Document passage:

* * *

The Wisconsin Supreme court ruled today that it was impermissible for Marquette University to fire John McAdams, an associate professor or political science, for his hostile and misleading online writings about a philosophy graduate student at the school.
Cheryl Abbate, a Marquette PhD student working on a dissertation in ethics… currently teaches an ethical theory class. At one class meeting in October, the topic was Rawls’s equal liberty principle. To help elucidate the principle, Abbate asked her students for examples of policies that would violate the principle. Suggestions from students included a ban on marijuana use and seat belt laws. One of the students also suggested that a ban on gay marriage would violate this principle, since it involves denying a group of people a basic right the granting of which would not at all limit the liberties of others. Other policies were then discussed.
After class, a student approached Abbate and complained that she had not allowed a discussion of gay marriage and so he was not able to voice an objection he had to it. His objection concerned research which purported to show that children raised by same-sex parents turn out worse than children raised by heterosexual couples. Abbate pointed out that adoption by same-sex couples had not been under discussion, and that, further, there was no sound empirical research she knew of that supported his claim. She invited him to email her references to such research. She also noted that certain objections to gay marriage would be offensive to homosexual students in the class.
During the conversation, Abbate noticed that the student kept rephrasing what she was saying in terms of “homophobia.” She also noticed that he was holding his phone towards her. She asked if he was recording the conversation. He said he wasn’t. She then asked to see the phone, and it was, indeed, recording the conversation without her permission.
At the next class meeting, Abbate, thinking that other students might have thoughts similar to the one who approached her, decided to address such concerns directly. She mentioned the objection, described her replies to it, elaborated on the criticisms of the study the student had been referencing… and noted that class time is limited and that there isn’t time to adequately discuss all topics of interest.
A couple of weeks later, Marquette associate political science professor John McAdams wrote a blog post about the incident. He apparently based his post solely on the report of the complaining student. This is how he describes what happened in class: “She listed some issues on the board, and came to ‘gay rights.’ She then airily said that ‘everybody agrees on this, and there is no need to discuss it.’” That is not merely a condensed version of the events; it is entirely misleading. McAdams continues in his blog post to heap scorn on Abbate. He accuses her of being the type of person who thinks that “opinions with which they disagree are not merely wrong, and are not to be argued against on their merits, but are deemed ‘offensive’ and need to be shut up.” She is described as having “intolerant views.” The post rails against “the politically correct world of academia” and the idea that we should be concerned with offending people and yet laments that “Christians and Muslims are not allowed to be ‘offended’ by pro-gay comments.” He adds: “it is a free fire zone where straight white males are concerned.”

* * *

Given information:
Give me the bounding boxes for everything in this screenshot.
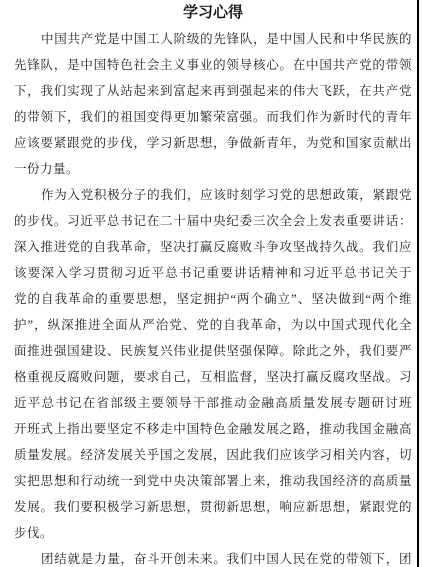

* * *

List of tasks:
**A.** In the account of the Marquette University dispute, what principle was the topic of Abbate's class meeting in October?
**B.** Write out the part of the account of the Marquette University dispute between "The Wisconsin Supreme" and "at the school.", inclusive.
**C.** Extend the account of the Marquette University dispute from where it stops.

Task-by-task answers:
**A.** Rawls's equal liberty principle.

**B.**
The Wisconsin Supreme court ruled today that it was impermissible for Marquette University to fire John McAdams, an associate professor or political science, for his hostile and misleading online writings about a philosophy graduate student at the school.

**C.**
McAdams’ post led to a series of abusive and threatening emails and comments directed at Abbate.
Marquette University deemed McAdams’ behavior to be part of a pattern of unprofessional conduct in conflict with the school’s values, and at the recommendation of a faculty panel that produced a 123-page report on the case, suspended him and asked that he write a private note to Abbate saying that he regretted what had happened to her. He refused and was fired. McAdams sued, lost in circuit court, and appealed to the Wisconsin Supreme Court, which overturned the circuit court’s judgment.
The ruling states:
The University breached its contract with Dr. McAdams when it suspended him for engaging in activity protected by the contract’s guarantee of academic freedom. Therefore, we reverse the circuit court and remand this cause with instructions to enter judgment in favor of Dr. McAdams, conduct further proceedings to determine damages (which shall include back pay), and order the University to immediately reinstate Dr. McAdams with unimpaired rank, tenure, compensation, and benefits.
Discussion of the issues begins on PDF page 17 of the 120-page document with a consideration of the university’s argument that its disciplinary processes and judgments should be deferred to, and on PDF page 43 takes up the merits of the university’s suspension decision in light of academic freedom.
The majority of the court writes that the university erred in taking McAdams comments on his blog as sufficient evidence of his unfitness for his position without considering “the broader context of the faculty member’s complete record.” Additionally, they argued that Marquette
uncoupled the doctrine of academic freedom from any stable reference points. The University posited that educational institutions assume academic freedom is just one value that must be balanced against “other values core to their mission.” Some of those values, it says, include the obligation to “take care not to cause harm, directly or indirectly, to members of the university community,” “to respect the dignity of others and to acknowledge their right to express differing opinions,” to “safeguard the conditions for the community to exist, ” to “ensur[e] colleagues feel free to explore undeveloped ideas,” and to carry out “the concept of cura personalis,” which involves working and caring “for all aspects of the lives of the members of the institution.”
These are worthy aspirations, and they reflect well on the University. But they contain insufficiently certain standards by which a professor’s compliance may be measured. Setting the doctrine of academic freedom adrift amongst these competing values would deprive the doctrine of its instructive power; it would provide faculty members with little to no guidance on what it covers.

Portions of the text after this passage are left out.